§ EXERCISE INSTRUCTIONS
Return the records verbatim, starting at the line that contains "Enumerate 22 of" and ending at the line that contains "y-tick-label: 0.01 <box>65 319 110 343</box>". Include both of those lines and nothing else.

§ INPUT FOR THIS TASK
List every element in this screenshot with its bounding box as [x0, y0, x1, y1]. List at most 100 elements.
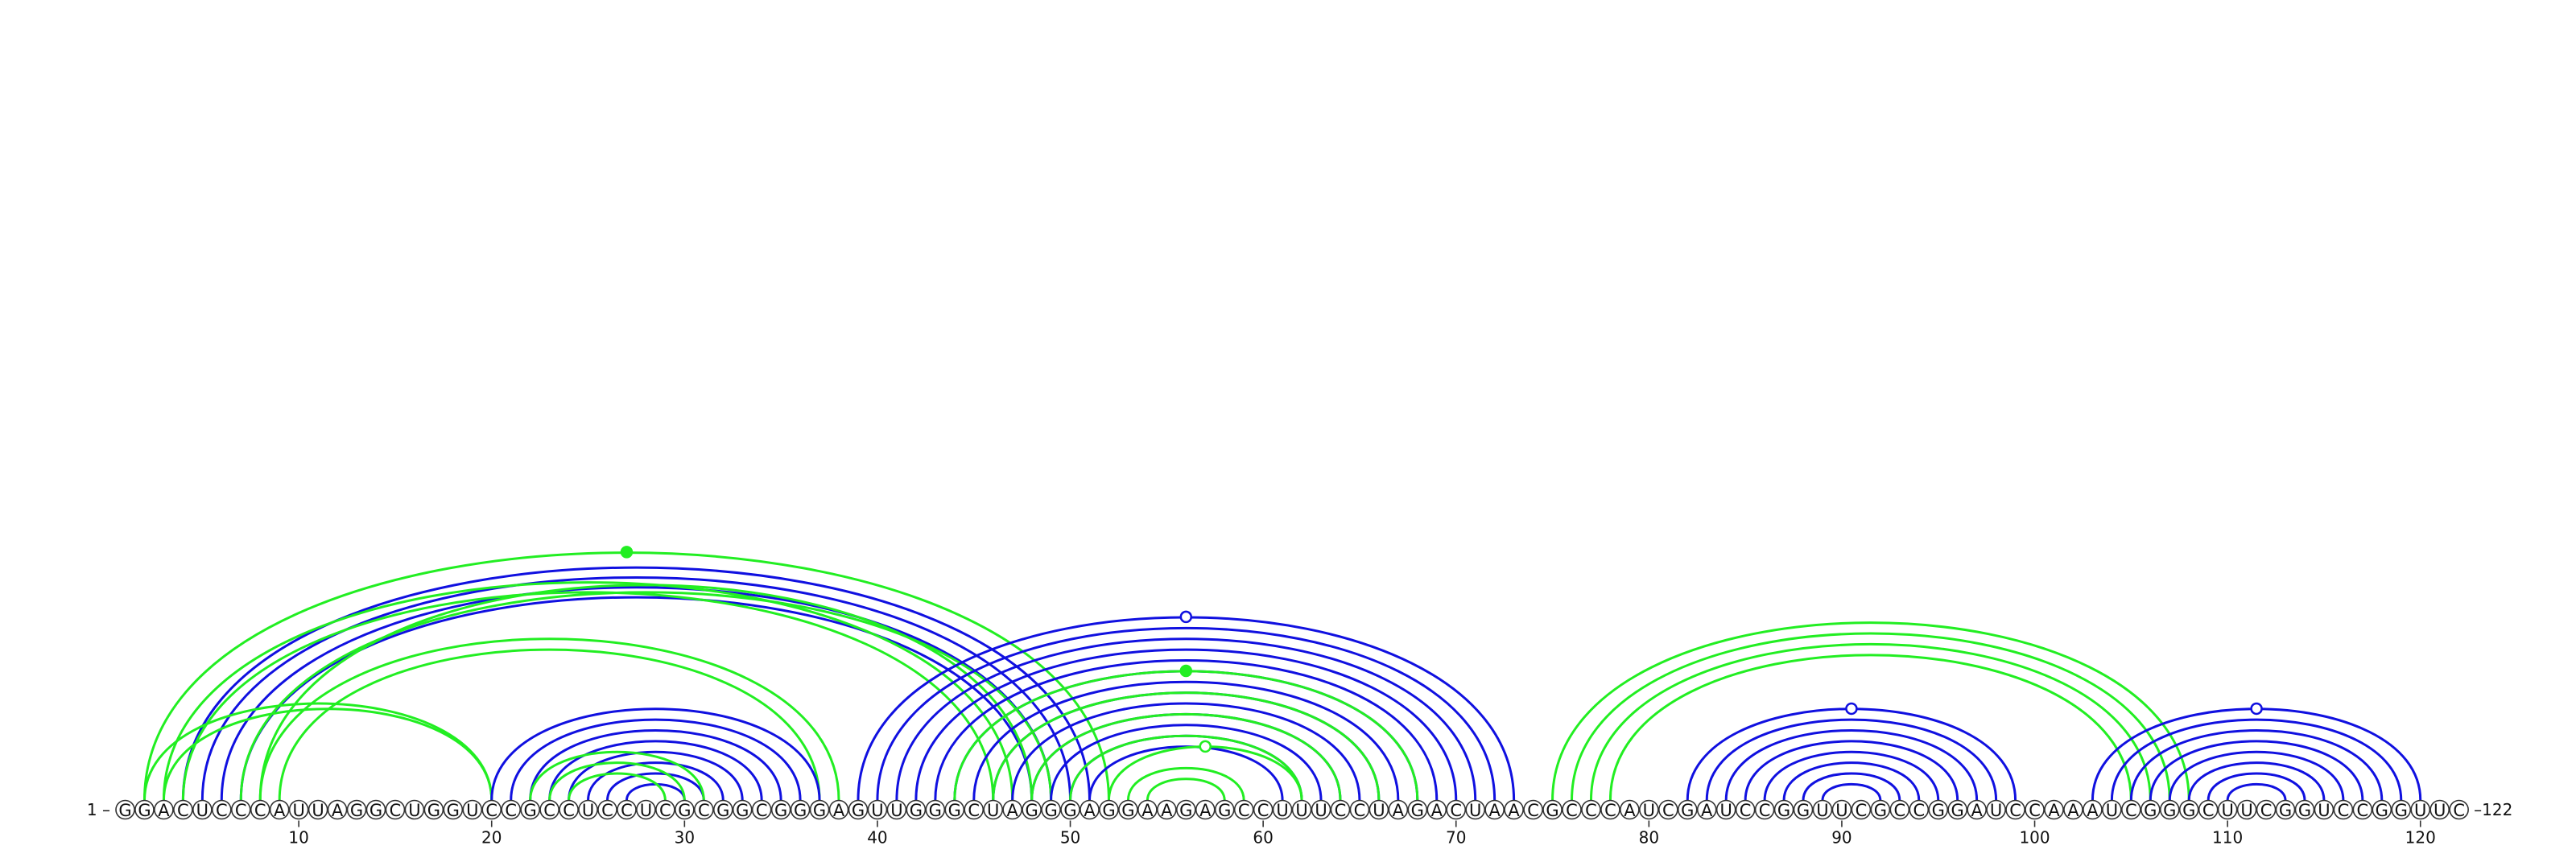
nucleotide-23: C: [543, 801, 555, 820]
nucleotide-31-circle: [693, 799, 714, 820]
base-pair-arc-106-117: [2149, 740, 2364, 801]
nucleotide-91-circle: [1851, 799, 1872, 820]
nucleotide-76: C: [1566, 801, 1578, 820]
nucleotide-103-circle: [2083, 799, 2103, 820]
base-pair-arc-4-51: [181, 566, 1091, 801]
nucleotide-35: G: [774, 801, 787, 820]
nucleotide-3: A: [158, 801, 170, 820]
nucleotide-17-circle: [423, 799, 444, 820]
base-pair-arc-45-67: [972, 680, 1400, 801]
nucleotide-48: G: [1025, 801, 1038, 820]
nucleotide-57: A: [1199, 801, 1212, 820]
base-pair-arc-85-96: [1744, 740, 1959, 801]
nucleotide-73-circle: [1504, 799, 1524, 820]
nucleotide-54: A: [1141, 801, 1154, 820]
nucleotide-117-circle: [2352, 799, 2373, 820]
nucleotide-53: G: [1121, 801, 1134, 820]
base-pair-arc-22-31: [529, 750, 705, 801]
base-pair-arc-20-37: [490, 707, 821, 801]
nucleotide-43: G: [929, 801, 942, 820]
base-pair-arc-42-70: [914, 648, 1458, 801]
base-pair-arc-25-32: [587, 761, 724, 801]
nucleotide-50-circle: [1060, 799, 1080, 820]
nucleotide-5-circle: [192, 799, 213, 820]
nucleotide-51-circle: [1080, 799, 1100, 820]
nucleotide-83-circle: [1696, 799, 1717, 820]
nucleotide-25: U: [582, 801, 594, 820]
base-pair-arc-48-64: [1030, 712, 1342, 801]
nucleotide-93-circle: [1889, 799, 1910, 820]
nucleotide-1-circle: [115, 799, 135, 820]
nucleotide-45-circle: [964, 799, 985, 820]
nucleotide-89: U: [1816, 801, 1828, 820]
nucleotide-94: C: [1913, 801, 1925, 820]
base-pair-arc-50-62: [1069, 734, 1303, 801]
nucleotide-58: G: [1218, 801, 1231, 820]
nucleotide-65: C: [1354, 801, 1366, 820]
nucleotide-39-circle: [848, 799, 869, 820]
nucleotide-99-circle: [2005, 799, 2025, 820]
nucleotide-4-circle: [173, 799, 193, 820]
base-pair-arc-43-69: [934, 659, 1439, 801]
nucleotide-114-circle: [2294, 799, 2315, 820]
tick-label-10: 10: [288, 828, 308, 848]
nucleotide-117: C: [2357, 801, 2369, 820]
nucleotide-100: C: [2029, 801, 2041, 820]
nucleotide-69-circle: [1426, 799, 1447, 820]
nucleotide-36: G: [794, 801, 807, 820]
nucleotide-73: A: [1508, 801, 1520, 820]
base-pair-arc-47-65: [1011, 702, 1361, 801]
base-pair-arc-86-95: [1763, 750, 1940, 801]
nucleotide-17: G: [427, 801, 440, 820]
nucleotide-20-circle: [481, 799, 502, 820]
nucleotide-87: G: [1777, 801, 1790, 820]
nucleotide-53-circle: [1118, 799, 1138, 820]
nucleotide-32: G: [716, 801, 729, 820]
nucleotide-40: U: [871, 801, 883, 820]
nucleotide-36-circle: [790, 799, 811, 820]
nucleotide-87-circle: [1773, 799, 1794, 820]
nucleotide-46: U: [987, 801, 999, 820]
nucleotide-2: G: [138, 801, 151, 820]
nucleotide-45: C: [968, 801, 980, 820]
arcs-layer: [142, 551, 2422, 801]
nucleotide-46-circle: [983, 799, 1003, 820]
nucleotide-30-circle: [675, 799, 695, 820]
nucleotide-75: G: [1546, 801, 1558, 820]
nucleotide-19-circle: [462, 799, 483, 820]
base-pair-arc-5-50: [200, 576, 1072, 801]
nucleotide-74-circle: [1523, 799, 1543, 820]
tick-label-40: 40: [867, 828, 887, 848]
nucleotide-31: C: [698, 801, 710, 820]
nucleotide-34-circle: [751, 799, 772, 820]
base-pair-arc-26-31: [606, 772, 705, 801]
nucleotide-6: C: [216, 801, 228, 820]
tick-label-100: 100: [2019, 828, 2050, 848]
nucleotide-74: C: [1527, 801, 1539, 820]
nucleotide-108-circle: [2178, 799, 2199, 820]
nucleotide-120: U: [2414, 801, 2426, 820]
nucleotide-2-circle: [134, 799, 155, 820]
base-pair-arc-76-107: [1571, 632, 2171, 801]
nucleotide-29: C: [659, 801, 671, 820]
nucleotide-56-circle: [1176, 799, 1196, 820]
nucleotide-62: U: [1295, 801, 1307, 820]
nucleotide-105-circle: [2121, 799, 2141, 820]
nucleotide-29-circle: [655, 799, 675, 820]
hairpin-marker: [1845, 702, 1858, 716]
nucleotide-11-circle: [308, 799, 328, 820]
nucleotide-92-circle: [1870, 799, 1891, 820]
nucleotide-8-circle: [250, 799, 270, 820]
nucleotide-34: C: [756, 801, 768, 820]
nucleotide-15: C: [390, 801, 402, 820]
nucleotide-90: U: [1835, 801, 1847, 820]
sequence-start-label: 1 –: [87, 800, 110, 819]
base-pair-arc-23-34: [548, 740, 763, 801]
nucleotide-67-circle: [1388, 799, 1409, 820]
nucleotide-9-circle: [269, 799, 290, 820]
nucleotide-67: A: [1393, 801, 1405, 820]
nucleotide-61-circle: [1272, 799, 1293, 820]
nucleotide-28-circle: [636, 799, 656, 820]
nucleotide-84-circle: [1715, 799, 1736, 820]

...

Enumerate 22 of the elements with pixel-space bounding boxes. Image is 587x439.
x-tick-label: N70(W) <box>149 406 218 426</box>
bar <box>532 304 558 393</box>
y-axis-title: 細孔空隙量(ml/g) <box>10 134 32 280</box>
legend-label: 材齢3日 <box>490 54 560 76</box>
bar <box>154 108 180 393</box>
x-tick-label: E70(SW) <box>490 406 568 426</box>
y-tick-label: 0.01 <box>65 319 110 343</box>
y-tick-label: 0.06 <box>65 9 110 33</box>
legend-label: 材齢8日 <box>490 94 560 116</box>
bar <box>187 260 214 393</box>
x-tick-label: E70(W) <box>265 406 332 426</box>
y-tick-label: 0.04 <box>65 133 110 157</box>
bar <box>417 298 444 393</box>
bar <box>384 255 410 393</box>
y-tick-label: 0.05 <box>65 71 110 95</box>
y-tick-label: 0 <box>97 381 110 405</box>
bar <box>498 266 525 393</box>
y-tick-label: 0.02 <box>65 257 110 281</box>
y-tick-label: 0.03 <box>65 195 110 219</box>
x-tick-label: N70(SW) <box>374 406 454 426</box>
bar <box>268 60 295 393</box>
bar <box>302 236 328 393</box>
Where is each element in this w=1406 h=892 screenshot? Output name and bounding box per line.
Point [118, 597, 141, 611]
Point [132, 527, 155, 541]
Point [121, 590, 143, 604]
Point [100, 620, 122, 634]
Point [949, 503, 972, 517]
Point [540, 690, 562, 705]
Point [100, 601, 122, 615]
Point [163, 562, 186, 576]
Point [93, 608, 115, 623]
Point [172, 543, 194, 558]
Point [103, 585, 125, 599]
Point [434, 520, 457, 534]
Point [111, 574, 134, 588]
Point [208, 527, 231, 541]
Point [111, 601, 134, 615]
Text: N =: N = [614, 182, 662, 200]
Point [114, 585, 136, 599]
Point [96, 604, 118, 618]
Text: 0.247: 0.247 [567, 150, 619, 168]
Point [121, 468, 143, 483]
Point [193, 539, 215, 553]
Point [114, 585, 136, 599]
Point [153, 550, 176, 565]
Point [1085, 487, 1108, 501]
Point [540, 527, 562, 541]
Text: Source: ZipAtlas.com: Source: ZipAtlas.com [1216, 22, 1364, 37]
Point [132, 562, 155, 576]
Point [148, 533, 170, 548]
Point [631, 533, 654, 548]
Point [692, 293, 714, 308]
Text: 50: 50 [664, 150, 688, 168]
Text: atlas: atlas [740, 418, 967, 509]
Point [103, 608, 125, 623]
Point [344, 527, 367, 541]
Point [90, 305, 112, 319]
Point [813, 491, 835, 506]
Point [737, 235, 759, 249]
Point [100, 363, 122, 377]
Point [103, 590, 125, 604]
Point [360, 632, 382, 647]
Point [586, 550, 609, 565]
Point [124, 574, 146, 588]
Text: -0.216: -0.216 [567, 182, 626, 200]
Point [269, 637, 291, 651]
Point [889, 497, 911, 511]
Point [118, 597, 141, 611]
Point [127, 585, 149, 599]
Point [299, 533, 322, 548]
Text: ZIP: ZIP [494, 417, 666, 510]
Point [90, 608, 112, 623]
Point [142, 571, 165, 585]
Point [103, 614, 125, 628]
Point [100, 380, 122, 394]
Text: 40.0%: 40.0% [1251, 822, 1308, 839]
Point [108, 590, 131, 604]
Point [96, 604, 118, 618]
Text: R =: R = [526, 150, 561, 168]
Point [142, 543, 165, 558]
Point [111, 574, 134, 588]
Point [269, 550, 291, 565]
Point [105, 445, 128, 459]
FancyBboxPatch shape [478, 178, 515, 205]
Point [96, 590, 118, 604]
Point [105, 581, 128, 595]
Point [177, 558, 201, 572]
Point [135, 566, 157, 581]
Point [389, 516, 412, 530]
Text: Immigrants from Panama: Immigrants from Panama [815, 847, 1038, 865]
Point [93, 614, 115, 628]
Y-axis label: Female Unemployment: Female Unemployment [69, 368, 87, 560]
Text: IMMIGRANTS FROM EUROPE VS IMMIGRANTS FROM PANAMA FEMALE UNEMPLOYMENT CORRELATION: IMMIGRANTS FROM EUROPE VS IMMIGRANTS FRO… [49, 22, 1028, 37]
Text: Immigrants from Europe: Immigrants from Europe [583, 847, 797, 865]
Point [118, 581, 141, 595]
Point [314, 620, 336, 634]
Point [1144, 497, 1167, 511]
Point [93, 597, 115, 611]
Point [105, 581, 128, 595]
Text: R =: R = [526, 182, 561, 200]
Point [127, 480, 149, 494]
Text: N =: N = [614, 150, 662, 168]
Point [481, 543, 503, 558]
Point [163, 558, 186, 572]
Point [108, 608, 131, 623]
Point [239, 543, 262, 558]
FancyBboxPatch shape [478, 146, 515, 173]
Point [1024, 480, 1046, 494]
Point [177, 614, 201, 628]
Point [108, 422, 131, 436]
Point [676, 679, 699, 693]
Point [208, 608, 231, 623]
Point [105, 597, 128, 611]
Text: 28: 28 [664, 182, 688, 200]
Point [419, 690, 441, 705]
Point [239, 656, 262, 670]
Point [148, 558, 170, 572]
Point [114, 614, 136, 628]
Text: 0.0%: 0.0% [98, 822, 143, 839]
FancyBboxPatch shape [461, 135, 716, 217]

§ ANSWER TO THE EXERCISE
Enumerate 22 of the elements with pixel-space bounding boxes. Image is 587x439.
x-tick-label: N70(W) <box>149 406 218 426</box>
bar <box>532 304 558 393</box>
y-axis-title: 細孔空隙量(ml/g) <box>10 134 32 280</box>
legend-label: 材齢3日 <box>490 54 560 76</box>
bar <box>154 108 180 393</box>
x-tick-label: E70(SW) <box>490 406 568 426</box>
y-tick-label: 0.01 <box>65 319 110 343</box>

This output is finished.